━━━ Listed entries ━━━

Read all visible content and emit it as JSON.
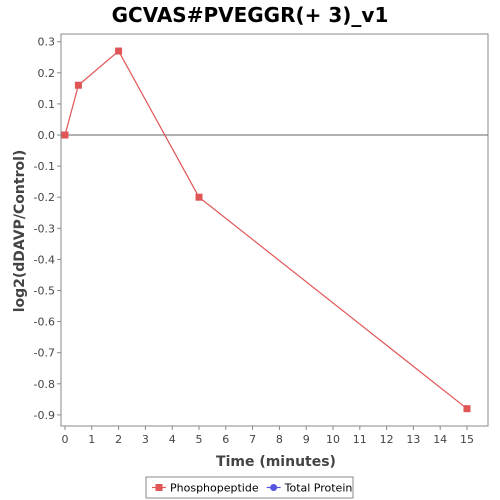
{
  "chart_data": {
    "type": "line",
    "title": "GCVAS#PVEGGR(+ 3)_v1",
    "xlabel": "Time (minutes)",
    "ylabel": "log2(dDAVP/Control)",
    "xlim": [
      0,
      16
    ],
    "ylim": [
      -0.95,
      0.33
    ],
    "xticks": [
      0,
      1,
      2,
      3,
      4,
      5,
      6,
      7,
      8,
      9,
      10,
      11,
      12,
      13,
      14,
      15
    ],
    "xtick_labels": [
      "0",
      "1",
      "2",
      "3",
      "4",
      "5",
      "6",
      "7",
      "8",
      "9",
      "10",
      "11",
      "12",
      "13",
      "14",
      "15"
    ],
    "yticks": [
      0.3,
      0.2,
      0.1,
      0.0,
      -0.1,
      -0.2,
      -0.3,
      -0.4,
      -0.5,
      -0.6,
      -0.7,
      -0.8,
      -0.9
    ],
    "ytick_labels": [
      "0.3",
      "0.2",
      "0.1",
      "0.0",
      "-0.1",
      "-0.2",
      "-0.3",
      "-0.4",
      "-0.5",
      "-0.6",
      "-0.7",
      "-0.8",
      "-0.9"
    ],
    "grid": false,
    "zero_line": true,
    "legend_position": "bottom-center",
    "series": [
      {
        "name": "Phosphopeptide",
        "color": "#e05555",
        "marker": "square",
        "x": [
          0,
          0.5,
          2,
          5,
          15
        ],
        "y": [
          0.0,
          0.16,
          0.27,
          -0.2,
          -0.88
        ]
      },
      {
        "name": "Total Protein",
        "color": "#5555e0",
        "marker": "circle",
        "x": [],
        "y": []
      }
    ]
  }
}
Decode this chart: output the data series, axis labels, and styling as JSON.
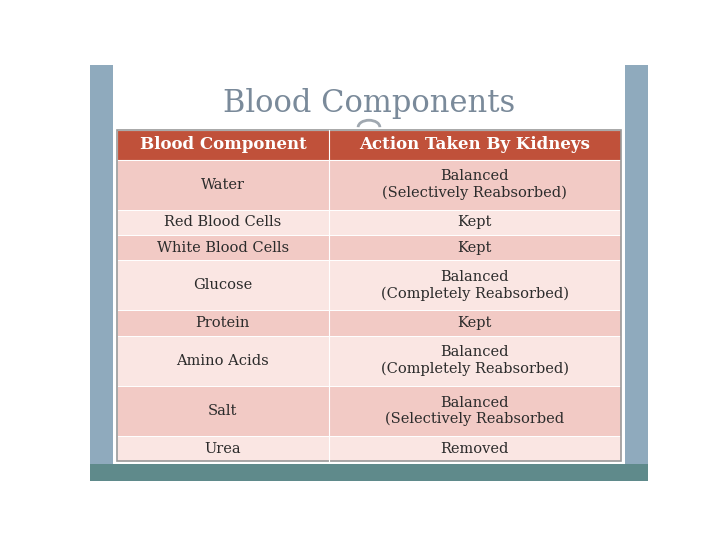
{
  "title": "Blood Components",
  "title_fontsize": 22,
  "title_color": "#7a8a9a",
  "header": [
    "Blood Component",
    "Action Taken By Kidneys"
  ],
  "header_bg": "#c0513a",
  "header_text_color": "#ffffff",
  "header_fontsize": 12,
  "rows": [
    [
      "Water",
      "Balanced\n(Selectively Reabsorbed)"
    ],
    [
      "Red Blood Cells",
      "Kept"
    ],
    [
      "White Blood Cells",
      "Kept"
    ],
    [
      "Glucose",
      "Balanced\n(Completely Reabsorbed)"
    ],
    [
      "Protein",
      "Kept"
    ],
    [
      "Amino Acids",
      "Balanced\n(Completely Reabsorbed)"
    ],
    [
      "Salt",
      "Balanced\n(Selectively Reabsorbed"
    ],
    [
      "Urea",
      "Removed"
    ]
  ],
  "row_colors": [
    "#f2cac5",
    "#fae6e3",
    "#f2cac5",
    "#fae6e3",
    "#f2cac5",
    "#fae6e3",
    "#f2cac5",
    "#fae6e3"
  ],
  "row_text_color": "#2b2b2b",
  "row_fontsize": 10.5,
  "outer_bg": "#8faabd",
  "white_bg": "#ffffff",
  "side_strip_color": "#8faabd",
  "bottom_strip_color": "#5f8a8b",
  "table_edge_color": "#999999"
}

━━━

◆ What the task asks:
In the material, count each line that holds the string "name", and report only how many there are.

◆ Task answer:
2